▶ Data lines
....
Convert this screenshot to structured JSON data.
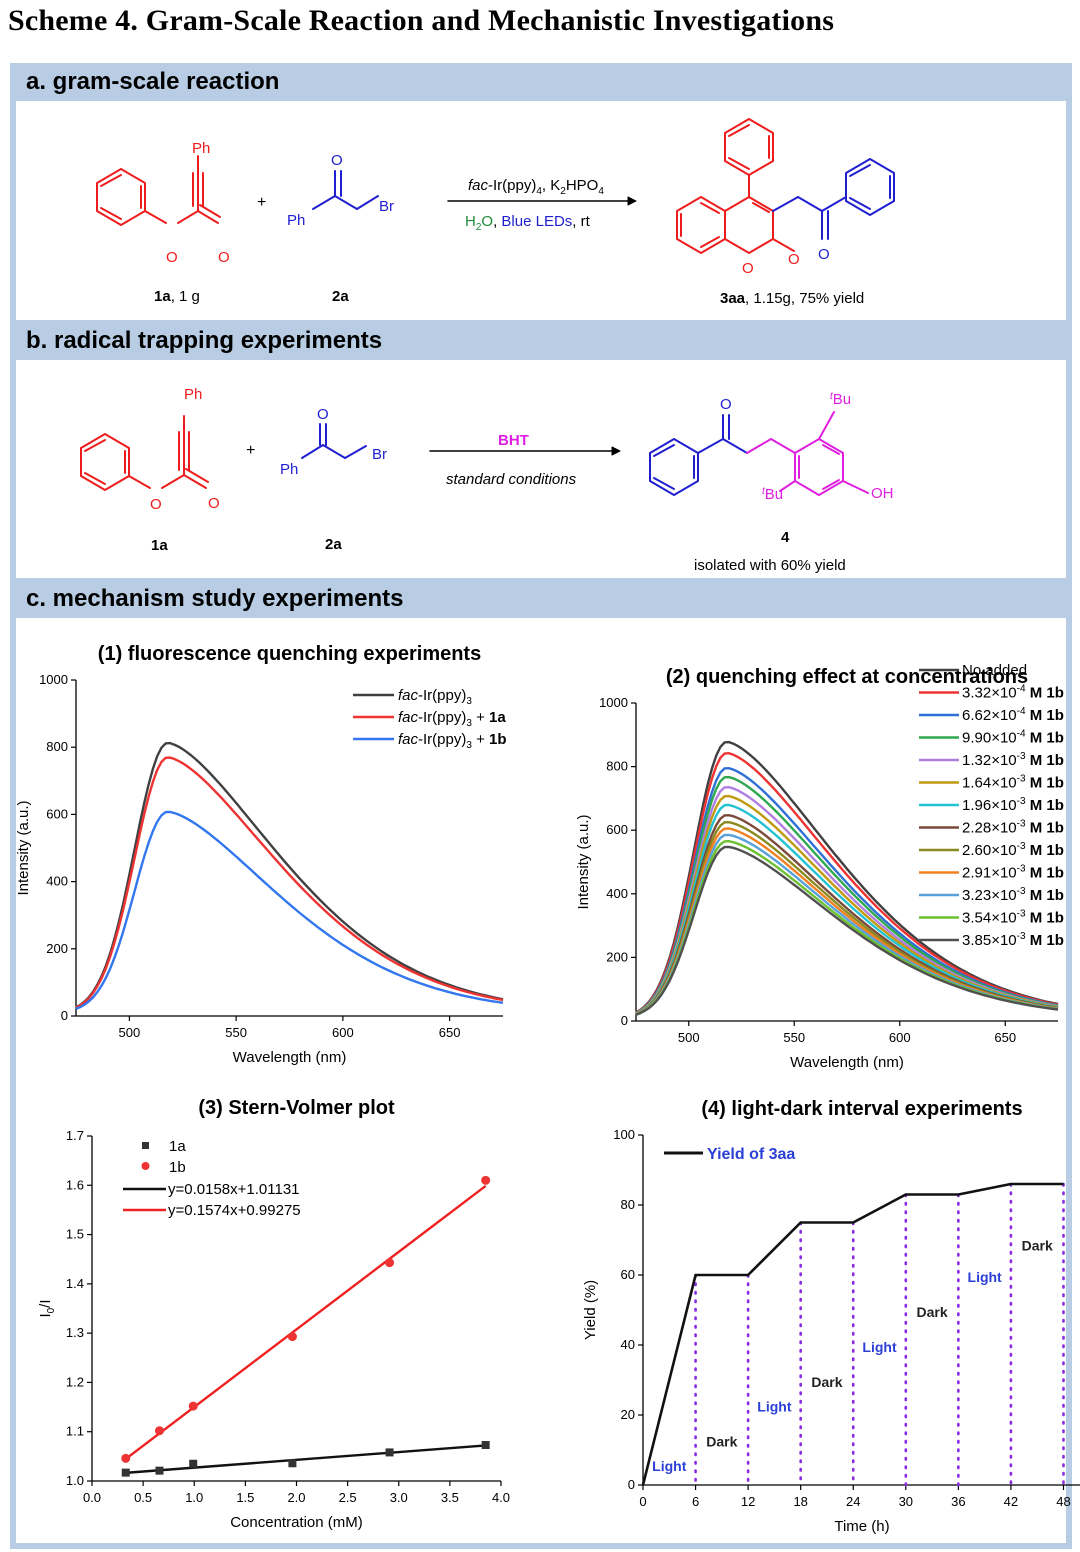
{
  "scheme_title": "Scheme 4. Gram-Scale Reaction and Mechanistic Investigations",
  "colors": {
    "frame": "#b8cde4",
    "red": "#ee1c1c",
    "blue": "#1f1fd0",
    "magenta": "#e020e0",
    "green": "#1f8a3a",
    "purple": "#8a2be2"
  },
  "section_a": {
    "header": "a. gram-scale reaction",
    "ph_label": "Ph",
    "o_label": "O",
    "br_label": "Br",
    "label_1a_bold": "1a",
    "label_1a_rest": ", 1 g",
    "label_2a": "2a",
    "plus": "+",
    "conditions_top_italic": "fac",
    "conditions_top_rest": "-Ir(ppy)",
    "conditions_top_sub4": "4",
    "conditions_top_k": ", K",
    "conditions_top_sub2": "2",
    "conditions_top_hpo": "HPO",
    "conditions_bottom_h": "H",
    "conditions_bottom_sub": "2",
    "conditions_bottom_o": "O",
    "conditions_bottom_sep": ", ",
    "conditions_bottom_leds": "Blue LEDs",
    "conditions_bottom_rt": ", rt",
    "product_bold": "3aa",
    "product_rest": ", 1.15g, 75% yield"
  },
  "section_b": {
    "header": "b. radical trapping experiments",
    "ph_label": "Ph",
    "o_label": "O",
    "br_label": "Br",
    "label_1a": "1a",
    "label_2a": "2a",
    "plus": "+",
    "reagent": "BHT",
    "conditions": "standard conditions",
    "tbu_t": "t",
    "tbu_bu": "Bu",
    "oh": "OH",
    "product_label": "4",
    "product_yield": "isolated with 60% yield"
  },
  "section_c": {
    "header": "c. mechanism study experiments"
  },
  "chart_data": [
    {
      "type": "line",
      "title": "(1) fluorescence quenching experiments",
      "xlabel": "Wavelength (nm)",
      "ylabel": "Intensity (a.u.)",
      "xlim": [
        475,
        675
      ],
      "ylim": [
        0,
        1000
      ],
      "xticks": [
        "500",
        "550",
        "600",
        "650"
      ],
      "yticks": [
        "0",
        "200",
        "400",
        "600",
        "800",
        "1000"
      ],
      "legend_position": "top-right",
      "series": [
        {
          "name_italic": "fac",
          "name_rest": "-Ir(ppy)",
          "name_sub": "3",
          "name_suffix": "",
          "color": "#404040",
          "peak": 805
        },
        {
          "name_italic": "fac",
          "name_rest": "-Ir(ppy)",
          "name_sub": "3",
          "name_suffix": " + 1a",
          "color": "#ee3333",
          "peak": 762
        },
        {
          "name_italic": "fac",
          "name_rest": "-Ir(ppy)",
          "name_sub": "3",
          "name_suffix": " + 1b",
          "color": "#3377ee",
          "peak": 600
        }
      ]
    },
    {
      "type": "line",
      "title": "(2) quenching effect at concentrations",
      "xlabel": "Wavelength (nm)",
      "ylabel": "Intensity (a.u.)",
      "xlim": [
        475,
        675
      ],
      "ylim": [
        0,
        1000
      ],
      "xticks": [
        "500",
        "550",
        "600",
        "650"
      ],
      "yticks": [
        "0",
        "200",
        "400",
        "600",
        "800",
        "1000"
      ],
      "legend_position": "top-right",
      "series": [
        {
          "name": "No added",
          "mant": "",
          "exp": "",
          "suffix": "",
          "color": "#404040",
          "peak": 870
        },
        {
          "name": "",
          "mant": "3.32×10",
          "exp": "-4",
          "suffix": " M 1b",
          "color": "#ee3333",
          "peak": 835
        },
        {
          "name": "",
          "mant": "6.62×10",
          "exp": "-4",
          "suffix": " M 1b",
          "color": "#2f6fd6",
          "peak": 788
        },
        {
          "name": "",
          "mant": "9.90×10",
          "exp": "-4",
          "suffix": " M 1b",
          "color": "#2fa84f",
          "peak": 760
        },
        {
          "name": "",
          "mant": "1.32×10",
          "exp": "-3",
          "suffix": " M 1b",
          "color": "#b07ee0",
          "peak": 728
        },
        {
          "name": "",
          "mant": "1.64×10",
          "exp": "-3",
          "suffix": " M 1b",
          "color": "#c09a10",
          "peak": 700
        },
        {
          "name": "",
          "mant": "1.96×10",
          "exp": "-3",
          "suffix": " M 1b",
          "color": "#22c2d2",
          "peak": 672
        },
        {
          "name": "",
          "mant": "2.28×10",
          "exp": "-3",
          "suffix": " M 1b",
          "color": "#7a4a3a",
          "peak": 640
        },
        {
          "name": "",
          "mant": "2.60×10",
          "exp": "-3",
          "suffix": " M 1b",
          "color": "#8a8a20",
          "peak": 618
        },
        {
          "name": "",
          "mant": "2.91×10",
          "exp": "-3",
          "suffix": " M 1b",
          "color": "#f08020",
          "peak": 598
        },
        {
          "name": "",
          "mant": "3.23×10",
          "exp": "-3",
          "suffix": " M 1b",
          "color": "#5aa0d8",
          "peak": 578
        },
        {
          "name": "",
          "mant": "3.54×10",
          "exp": "-3",
          "suffix": " M 1b",
          "color": "#6cc030",
          "peak": 558
        },
        {
          "name": "",
          "mant": "3.85×10",
          "exp": "-3",
          "suffix": " M 1b",
          "color": "#505050",
          "peak": 540
        }
      ]
    },
    {
      "type": "scatter",
      "title": "(3) Stern-Volmer plot",
      "xlabel": "Concentration (mM)",
      "ylabel_main": "I",
      "ylabel_sub": "0",
      "ylabel_end": "/I",
      "xlim": [
        0,
        4.0
      ],
      "ylim": [
        1.0,
        1.7
      ],
      "xticks": [
        "0.0",
        "0.5",
        "1.0",
        "1.5",
        "2.0",
        "2.5",
        "3.0",
        "3.5",
        "4.0"
      ],
      "yticks": [
        "1.0",
        "1.1",
        "1.2",
        "1.3",
        "1.4",
        "1.5",
        "1.6",
        "1.7"
      ],
      "legend_position": "top-left",
      "series": [
        {
          "name": "1a",
          "marker": "square",
          "color": "#333333",
          "x": [
            0.33,
            0.66,
            0.99,
            1.96,
            2.91,
            3.85
          ],
          "y": [
            1.017,
            1.021,
            1.035,
            1.036,
            1.058,
            1.073
          ]
        },
        {
          "name": "1b",
          "marker": "circle",
          "color": "#ee3333",
          "x": [
            0.33,
            0.66,
            0.99,
            1.96,
            2.91,
            3.85
          ],
          "y": [
            1.046,
            1.102,
            1.152,
            1.293,
            1.443,
            1.61
          ]
        }
      ],
      "fits": [
        {
          "label": "y=0.0158x+1.01131",
          "slope": 0.0158,
          "intercept": 1.01131,
          "color": "#111111",
          "x_range": [
            0.33,
            3.85
          ]
        },
        {
          "label": "y=0.1574x+0.99275",
          "slope": 0.1574,
          "intercept": 0.99275,
          "color": "#ee2222",
          "x_range": [
            0.33,
            3.85
          ]
        }
      ]
    },
    {
      "type": "line",
      "title": "(4) light-dark interval experiments",
      "xlabel": "Time (h)",
      "ylabel": "Yield (%)",
      "xlim": [
        0,
        50
      ],
      "ylim": [
        0,
        100
      ],
      "xticks": [
        "0",
        "6",
        "12",
        "18",
        "24",
        "30",
        "36",
        "42",
        "48"
      ],
      "yticks": [
        "0",
        "20",
        "40",
        "60",
        "80",
        "100"
      ],
      "legend_position": "top-left",
      "series": [
        {
          "name": "Yield of 3aa",
          "color": "#111111",
          "x": [
            0,
            6,
            12,
            18,
            24,
            30,
            36,
            42,
            48
          ],
          "y": [
            0,
            60,
            60,
            75,
            75,
            83,
            83,
            86,
            86
          ]
        }
      ],
      "intervals": [
        {
          "label": "Light",
          "x": 3,
          "y": 4,
          "kind": "light"
        },
        {
          "label": "Dark",
          "x": 9,
          "y": 11,
          "kind": "dark"
        },
        {
          "label": "Light",
          "x": 15,
          "y": 21,
          "kind": "light"
        },
        {
          "label": "Dark",
          "x": 21,
          "y": 28,
          "kind": "dark"
        },
        {
          "label": "Light",
          "x": 27,
          "y": 38,
          "kind": "light"
        },
        {
          "label": "Dark",
          "x": 33,
          "y": 48,
          "kind": "dark"
        },
        {
          "label": "Light",
          "x": 39,
          "y": 58,
          "kind": "light"
        },
        {
          "label": "Dark",
          "x": 45,
          "y": 67,
          "kind": "dark"
        }
      ],
      "dividers": [
        6,
        12,
        18,
        24,
        30,
        36,
        42,
        48
      ]
    }
  ]
}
....
▶ Goal
Looking at the records above, report how many lines contain the word "xlabel". Answer with the number only.

▶ The answer
4